[Records]

* Start *

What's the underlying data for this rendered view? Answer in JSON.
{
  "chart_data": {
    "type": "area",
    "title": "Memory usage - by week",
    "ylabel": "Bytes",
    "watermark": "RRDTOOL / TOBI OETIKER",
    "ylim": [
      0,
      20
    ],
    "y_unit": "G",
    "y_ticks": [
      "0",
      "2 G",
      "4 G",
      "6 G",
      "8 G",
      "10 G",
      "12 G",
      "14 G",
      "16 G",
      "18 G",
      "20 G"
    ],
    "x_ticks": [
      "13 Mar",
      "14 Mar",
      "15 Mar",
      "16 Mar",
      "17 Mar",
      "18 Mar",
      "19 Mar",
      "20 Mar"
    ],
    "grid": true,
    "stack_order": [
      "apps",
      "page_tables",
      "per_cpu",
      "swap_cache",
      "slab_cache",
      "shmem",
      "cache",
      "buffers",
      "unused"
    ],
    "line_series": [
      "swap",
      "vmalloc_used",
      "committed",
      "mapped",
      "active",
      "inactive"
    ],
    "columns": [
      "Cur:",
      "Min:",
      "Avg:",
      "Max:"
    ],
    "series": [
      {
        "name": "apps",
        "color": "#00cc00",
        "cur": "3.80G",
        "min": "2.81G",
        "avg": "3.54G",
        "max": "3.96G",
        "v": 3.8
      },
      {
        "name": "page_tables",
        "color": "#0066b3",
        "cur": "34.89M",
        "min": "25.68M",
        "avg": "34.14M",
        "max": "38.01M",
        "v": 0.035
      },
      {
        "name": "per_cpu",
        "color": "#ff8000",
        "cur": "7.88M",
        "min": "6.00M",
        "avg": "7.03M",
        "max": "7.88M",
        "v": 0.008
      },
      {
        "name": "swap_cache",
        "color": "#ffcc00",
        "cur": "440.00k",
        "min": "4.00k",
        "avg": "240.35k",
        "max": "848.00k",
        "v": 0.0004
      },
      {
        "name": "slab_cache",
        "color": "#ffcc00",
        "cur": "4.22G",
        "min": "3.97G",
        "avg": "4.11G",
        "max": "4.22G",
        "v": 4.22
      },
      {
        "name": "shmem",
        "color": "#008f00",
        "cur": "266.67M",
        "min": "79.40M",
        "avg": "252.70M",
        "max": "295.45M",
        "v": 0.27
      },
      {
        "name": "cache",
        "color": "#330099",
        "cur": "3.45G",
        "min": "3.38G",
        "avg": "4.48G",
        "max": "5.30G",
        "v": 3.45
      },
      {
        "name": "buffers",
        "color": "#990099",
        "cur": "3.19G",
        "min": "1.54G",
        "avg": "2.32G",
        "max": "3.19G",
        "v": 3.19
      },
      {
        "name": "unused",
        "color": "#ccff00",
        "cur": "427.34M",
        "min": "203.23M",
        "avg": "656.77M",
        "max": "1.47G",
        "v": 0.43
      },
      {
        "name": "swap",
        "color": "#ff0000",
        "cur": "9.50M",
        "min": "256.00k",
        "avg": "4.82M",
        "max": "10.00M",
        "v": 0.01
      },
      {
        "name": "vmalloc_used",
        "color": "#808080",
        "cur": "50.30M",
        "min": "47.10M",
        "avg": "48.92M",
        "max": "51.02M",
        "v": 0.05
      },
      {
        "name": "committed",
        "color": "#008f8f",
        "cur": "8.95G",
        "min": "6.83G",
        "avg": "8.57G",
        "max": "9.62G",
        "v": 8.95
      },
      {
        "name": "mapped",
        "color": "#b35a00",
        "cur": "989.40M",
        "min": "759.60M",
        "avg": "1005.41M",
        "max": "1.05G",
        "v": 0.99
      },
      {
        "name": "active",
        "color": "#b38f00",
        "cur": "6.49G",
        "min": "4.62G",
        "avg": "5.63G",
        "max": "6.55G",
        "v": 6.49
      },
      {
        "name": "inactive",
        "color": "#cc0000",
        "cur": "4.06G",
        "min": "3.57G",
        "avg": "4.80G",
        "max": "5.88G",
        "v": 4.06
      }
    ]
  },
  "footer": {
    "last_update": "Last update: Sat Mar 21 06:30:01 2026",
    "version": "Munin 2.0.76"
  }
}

* End *

Written request »
Every record above should be output exactly.

Result of the exercise »
What's the underlying data for this rendered view? Answer in JSON.
{
  "chart_data": {
    "type": "area",
    "title": "Memory usage - by week",
    "ylabel": "Bytes",
    "watermark": "RRDTOOL / TOBI OETIKER",
    "ylim": [
      0,
      20
    ],
    "y_unit": "G",
    "y_ticks": [
      "0",
      "2 G",
      "4 G",
      "6 G",
      "8 G",
      "10 G",
      "12 G",
      "14 G",
      "16 G",
      "18 G",
      "20 G"
    ],
    "x_ticks": [
      "13 Mar",
      "14 Mar",
      "15 Mar",
      "16 Mar",
      "17 Mar",
      "18 Mar",
      "19 Mar",
      "20 Mar"
    ],
    "grid": true,
    "stack_order": [
      "apps",
      "page_tables",
      "per_cpu",
      "swap_cache",
      "slab_cache",
      "shmem",
      "cache",
      "buffers",
      "unused"
    ],
    "line_series": [
      "swap",
      "vmalloc_used",
      "committed",
      "mapped",
      "active",
      "inactive"
    ],
    "columns": [
      "Cur:",
      "Min:",
      "Avg:",
      "Max:"
    ],
    "series": [
      {
        "name": "apps",
        "color": "#00cc00",
        "cur": "3.80G",
        "min": "2.81G",
        "avg": "3.54G",
        "max": "3.96G",
        "v": 3.8
      },
      {
        "name": "page_tables",
        "color": "#0066b3",
        "cur": "34.89M",
        "min": "25.68M",
        "avg": "34.14M",
        "max": "38.01M",
        "v": 0.035
      },
      {
        "name": "per_cpu",
        "color": "#ff8000",
        "cur": "7.88M",
        "min": "6.00M",
        "avg": "7.03M",
        "max": "7.88M",
        "v": 0.008
      },
      {
        "name": "swap_cache",
        "color": "#ffcc00",
        "cur": "440.00k",
        "min": "4.00k",
        "avg": "240.35k",
        "max": "848.00k",
        "v": 0.0004
      },
      {
        "name": "slab_cache",
        "color": "#ffcc00",
        "cur": "4.22G",
        "min": "3.97G",
        "avg": "4.11G",
        "max": "4.22G",
        "v": 4.22
      },
      {
        "name": "shmem",
        "color": "#008f00",
        "cur": "266.67M",
        "min": "79.40M",
        "avg": "252.70M",
        "max": "295.45M",
        "v": 0.27
      },
      {
        "name": "cache",
        "color": "#330099",
        "cur": "3.45G",
        "min": "3.38G",
        "avg": "4.48G",
        "max": "5.30G",
        "v": 3.45
      },
      {
        "name": "buffers",
        "color": "#990099",
        "cur": "3.19G",
        "min": "1.54G",
        "avg": "2.32G",
        "max": "3.19G",
        "v": 3.19
      },
      {
        "name": "unused",
        "color": "#ccff00",
        "cur": "427.34M",
        "min": "203.23M",
        "avg": "656.77M",
        "max": "1.47G",
        "v": 0.43
      },
      {
        "name": "swap",
        "color": "#ff0000",
        "cur": "9.50M",
        "min": "256.00k",
        "avg": "4.82M",
        "max": "10.00M",
        "v": 0.01
      },
      {
        "name": "vmalloc_used",
        "color": "#808080",
        "cur": "50.30M",
        "min": "47.10M",
        "avg": "48.92M",
        "max": "51.02M",
        "v": 0.05
      },
      {
        "name": "committed",
        "color": "#008f8f",
        "cur": "8.95G",
        "min": "6.83G",
        "avg": "8.57G",
        "max": "9.62G",
        "v": 8.95
      },
      {
        "name": "mapped",
        "color": "#b35a00",
        "cur": "989.40M",
        "min": "759.60M",
        "avg": "1005.41M",
        "max": "1.05G",
        "v": 0.99
      },
      {
        "name": "active",
        "color": "#b38f00",
        "cur": "6.49G",
        "min": "4.62G",
        "avg": "5.63G",
        "max": "6.55G",
        "v": 6.49
      },
      {
        "name": "inactive",
        "color": "#cc0000",
        "cur": "4.06G",
        "min": "3.57G",
        "avg": "4.80G",
        "max": "5.88G",
        "v": 4.06
      }
    ]
  },
  "footer": {
    "last_update": "Last update: Sat Mar 21 06:30:01 2026",
    "version": "Munin 2.0.76"
  }
}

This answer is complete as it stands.